>>>>>

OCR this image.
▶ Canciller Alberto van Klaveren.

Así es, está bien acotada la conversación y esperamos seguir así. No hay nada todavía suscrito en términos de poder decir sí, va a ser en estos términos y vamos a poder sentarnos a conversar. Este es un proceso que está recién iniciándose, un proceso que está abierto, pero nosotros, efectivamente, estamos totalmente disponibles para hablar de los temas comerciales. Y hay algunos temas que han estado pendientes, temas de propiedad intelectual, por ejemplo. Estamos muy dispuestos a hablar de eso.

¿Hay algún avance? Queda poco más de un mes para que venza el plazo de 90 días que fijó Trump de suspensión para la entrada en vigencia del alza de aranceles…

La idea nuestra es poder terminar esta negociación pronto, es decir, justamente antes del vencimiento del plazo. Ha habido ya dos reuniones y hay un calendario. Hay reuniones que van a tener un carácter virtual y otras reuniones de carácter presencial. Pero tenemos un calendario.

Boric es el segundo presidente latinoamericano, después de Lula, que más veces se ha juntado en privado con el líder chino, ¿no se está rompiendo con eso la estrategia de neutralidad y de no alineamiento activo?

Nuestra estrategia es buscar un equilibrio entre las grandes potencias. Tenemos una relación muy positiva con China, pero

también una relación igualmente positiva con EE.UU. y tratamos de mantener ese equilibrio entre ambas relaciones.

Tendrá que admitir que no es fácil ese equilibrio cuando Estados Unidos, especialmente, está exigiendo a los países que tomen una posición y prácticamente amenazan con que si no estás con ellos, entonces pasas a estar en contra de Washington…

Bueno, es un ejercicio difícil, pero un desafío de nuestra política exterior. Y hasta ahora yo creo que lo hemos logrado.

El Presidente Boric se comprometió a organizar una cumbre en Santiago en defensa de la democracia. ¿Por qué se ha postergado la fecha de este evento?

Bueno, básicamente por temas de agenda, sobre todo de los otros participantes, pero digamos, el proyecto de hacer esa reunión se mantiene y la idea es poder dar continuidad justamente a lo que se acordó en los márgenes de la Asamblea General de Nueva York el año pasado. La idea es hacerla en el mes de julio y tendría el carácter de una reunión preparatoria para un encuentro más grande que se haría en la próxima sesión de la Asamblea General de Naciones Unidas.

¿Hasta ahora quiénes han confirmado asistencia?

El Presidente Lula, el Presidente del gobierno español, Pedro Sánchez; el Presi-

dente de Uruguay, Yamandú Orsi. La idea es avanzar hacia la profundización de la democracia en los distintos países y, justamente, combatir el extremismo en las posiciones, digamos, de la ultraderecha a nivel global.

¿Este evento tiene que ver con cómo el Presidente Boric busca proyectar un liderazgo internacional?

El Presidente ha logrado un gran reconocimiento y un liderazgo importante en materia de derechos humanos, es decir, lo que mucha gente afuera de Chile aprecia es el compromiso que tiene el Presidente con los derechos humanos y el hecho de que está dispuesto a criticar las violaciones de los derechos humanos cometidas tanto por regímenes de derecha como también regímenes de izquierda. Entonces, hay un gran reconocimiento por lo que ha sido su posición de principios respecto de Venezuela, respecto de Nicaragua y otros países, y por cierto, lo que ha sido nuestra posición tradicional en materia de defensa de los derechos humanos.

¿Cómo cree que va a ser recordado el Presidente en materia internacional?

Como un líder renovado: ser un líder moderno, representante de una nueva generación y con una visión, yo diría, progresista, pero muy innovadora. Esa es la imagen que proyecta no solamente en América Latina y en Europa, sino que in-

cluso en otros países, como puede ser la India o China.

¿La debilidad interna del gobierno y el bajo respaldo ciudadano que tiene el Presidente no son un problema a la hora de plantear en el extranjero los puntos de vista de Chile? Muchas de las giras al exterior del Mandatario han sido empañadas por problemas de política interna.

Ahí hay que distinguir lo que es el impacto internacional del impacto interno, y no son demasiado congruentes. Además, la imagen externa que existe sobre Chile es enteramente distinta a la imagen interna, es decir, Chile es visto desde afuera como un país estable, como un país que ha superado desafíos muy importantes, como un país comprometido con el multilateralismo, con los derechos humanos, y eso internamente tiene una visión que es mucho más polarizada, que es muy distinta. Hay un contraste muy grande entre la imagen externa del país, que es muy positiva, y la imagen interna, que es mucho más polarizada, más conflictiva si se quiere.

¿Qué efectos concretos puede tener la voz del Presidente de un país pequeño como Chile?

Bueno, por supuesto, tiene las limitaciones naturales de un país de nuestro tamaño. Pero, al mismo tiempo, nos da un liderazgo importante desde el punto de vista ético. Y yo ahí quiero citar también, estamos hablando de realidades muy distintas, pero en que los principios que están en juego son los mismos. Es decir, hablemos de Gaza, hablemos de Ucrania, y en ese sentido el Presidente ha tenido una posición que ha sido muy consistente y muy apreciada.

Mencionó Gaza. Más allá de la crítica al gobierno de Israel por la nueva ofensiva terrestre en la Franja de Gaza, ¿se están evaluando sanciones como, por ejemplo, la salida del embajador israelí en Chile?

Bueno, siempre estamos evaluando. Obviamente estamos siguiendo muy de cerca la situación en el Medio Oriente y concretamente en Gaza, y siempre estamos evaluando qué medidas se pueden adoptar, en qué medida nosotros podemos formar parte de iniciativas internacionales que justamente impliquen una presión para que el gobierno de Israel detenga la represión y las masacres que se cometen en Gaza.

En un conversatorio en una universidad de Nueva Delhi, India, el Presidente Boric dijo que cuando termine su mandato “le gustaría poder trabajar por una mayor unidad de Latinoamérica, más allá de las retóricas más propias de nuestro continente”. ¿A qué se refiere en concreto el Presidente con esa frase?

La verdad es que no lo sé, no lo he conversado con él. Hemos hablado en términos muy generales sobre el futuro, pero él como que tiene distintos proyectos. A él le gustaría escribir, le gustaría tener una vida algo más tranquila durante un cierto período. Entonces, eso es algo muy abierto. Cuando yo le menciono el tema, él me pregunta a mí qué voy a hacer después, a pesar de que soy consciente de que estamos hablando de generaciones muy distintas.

<<<<<

Exercise details: Determine how many lines of the data contain "Lula" and give nothing but that number.

Task response: 2